EXERCISE GOAL →
All entries should be output exactly as they stand.

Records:
━━━━━━

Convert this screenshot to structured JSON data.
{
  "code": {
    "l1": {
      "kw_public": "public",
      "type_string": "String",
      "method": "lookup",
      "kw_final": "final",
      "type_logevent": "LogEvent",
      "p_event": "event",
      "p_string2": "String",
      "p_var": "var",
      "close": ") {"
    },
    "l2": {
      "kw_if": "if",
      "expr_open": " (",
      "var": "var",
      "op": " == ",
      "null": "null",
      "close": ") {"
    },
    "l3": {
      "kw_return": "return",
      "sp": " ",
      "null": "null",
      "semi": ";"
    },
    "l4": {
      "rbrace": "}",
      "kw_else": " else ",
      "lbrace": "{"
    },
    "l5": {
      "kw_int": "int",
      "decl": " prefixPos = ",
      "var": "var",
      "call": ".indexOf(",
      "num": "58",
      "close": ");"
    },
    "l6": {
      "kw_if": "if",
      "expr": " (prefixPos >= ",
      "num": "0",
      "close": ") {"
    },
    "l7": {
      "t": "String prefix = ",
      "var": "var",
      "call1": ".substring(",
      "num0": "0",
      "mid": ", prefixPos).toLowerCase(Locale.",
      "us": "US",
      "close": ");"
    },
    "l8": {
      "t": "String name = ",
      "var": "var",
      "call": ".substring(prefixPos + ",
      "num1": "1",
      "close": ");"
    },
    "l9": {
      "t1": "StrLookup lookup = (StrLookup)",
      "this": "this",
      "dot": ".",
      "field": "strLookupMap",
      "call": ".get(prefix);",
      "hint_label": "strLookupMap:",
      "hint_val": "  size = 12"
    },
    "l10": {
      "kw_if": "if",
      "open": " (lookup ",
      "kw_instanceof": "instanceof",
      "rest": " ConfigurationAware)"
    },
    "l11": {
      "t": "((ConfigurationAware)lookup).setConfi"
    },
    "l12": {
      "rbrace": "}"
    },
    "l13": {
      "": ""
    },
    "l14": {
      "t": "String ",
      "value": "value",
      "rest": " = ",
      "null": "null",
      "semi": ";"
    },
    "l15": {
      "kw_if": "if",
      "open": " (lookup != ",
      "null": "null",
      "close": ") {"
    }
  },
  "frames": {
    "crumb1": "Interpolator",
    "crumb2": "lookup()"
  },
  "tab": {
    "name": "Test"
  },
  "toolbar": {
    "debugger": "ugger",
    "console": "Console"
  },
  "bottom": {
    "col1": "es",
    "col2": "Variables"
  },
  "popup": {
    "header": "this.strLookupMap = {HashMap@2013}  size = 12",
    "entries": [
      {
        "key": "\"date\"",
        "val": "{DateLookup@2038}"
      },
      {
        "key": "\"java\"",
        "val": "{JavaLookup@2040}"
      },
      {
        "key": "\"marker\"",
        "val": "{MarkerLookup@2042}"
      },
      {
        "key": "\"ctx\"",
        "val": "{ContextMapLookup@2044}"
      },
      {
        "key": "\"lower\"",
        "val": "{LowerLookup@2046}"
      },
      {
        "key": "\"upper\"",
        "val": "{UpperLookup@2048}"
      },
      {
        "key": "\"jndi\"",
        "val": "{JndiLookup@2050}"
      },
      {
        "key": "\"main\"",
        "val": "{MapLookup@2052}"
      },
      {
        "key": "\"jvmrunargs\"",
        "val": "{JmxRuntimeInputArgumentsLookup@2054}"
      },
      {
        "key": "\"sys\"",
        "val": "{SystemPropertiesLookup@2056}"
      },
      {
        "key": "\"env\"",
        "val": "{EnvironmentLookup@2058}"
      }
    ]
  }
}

━━━━━━

THE RESULT →
Convert this screenshot to structured JSON data.
{
  "code": {
    "l1": {
      "kw_public": "public",
      "type_string": "String",
      "method": "lookup",
      "kw_final": "final",
      "type_logevent": "LogEvent",
      "p_event": "event",
      "p_string2": "String",
      "p_var": "var",
      "close": ") {"
    },
    "l2": {
      "kw_if": "if",
      "expr_open": " (",
      "var": "var",
      "op": " == ",
      "null": "null",
      "close": ") {"
    },
    "l3": {
      "kw_return": "return",
      "sp": " ",
      "null": "null",
      "semi": ";"
    },
    "l4": {
      "rbrace": "}",
      "kw_else": " else ",
      "lbrace": "{"
    },
    "l5": {
      "kw_int": "int",
      "decl": " prefixPos = ",
      "var": "var",
      "call": ".indexOf(",
      "num": "58",
      "close": ");"
    },
    "l6": {
      "kw_if": "if",
      "expr": " (prefixPos >= ",
      "num": "0",
      "close": ") {"
    },
    "l7": {
      "t": "String prefix = ",
      "var": "var",
      "call1": ".substring(",
      "num0": "0",
      "mid": ", prefixPos).toLowerCase(Locale.",
      "us": "US",
      "close": ");"
    },
    "l8": {
      "t": "String name = ",
      "var": "var",
      "call": ".substring(prefixPos + ",
      "num1": "1",
      "close": ");"
    },
    "l9": {
      "t1": "StrLookup lookup = (StrLookup)",
      "this": "this",
      "dot": ".",
      "field": "strLookupMap",
      "call": ".get(prefix);",
      "hint_label": "strLookupMap:",
      "hint_val": "  size = 12"
    },
    "l10": {
      "kw_if": "if",
      "open": " (lookup ",
      "kw_instanceof": "instanceof",
      "rest": " ConfigurationAware)"
    },
    "l11": {
      "t": "((ConfigurationAware)lookup).setConfi"
    },
    "l12": {
      "rbrace": "}"
    },
    "l13": {
      "": ""
    },
    "l14": {
      "t": "String ",
      "value": "value",
      "rest": " = ",
      "null": "null",
      "semi": ";"
    },
    "l15": {
      "kw_if": "if",
      "open": " (lookup != ",
      "null": "null",
      "close": ") {"
    }
  },
  "frames": {
    "crumb1": "Interpolator",
    "crumb2": "lookup()"
  },
  "tab": {
    "name": "Test"
  },
  "toolbar": {
    "debugger": "ugger",
    "console": "Console"
  },
  "bottom": {
    "col1": "es",
    "col2": "Variables"
  },
  "popup": {
    "header": "this.strLookupMap = {HashMap@2013}  size = 12",
    "entries": [
      {
        "key": "\"date\"",
        "val": "{DateLookup@2038}"
      },
      {
        "key": "\"java\"",
        "val": "{JavaLookup@2040}"
      },
      {
        "key": "\"marker\"",
        "val": "{MarkerLookup@2042}"
      },
      {
        "key": "\"ctx\"",
        "val": "{ContextMapLookup@2044}"
      },
      {
        "key": "\"lower\"",
        "val": "{LowerLookup@2046}"
      },
      {
        "key": "\"upper\"",
        "val": "{UpperLookup@2048}"
      },
      {
        "key": "\"jndi\"",
        "val": "{JndiLookup@2050}"
      },
      {
        "key": "\"main\"",
        "val": "{MapLookup@2052}"
      },
      {
        "key": "\"jvmrunargs\"",
        "val": "{JmxRuntimeInputArgumentsLookup@2054}"
      },
      {
        "key": "\"sys\"",
        "val": "{SystemPropertiesLookup@2056}"
      },
      {
        "key": "\"env\"",
        "val": "{EnvironmentLookup@2058}"
      }
    ]
  }
}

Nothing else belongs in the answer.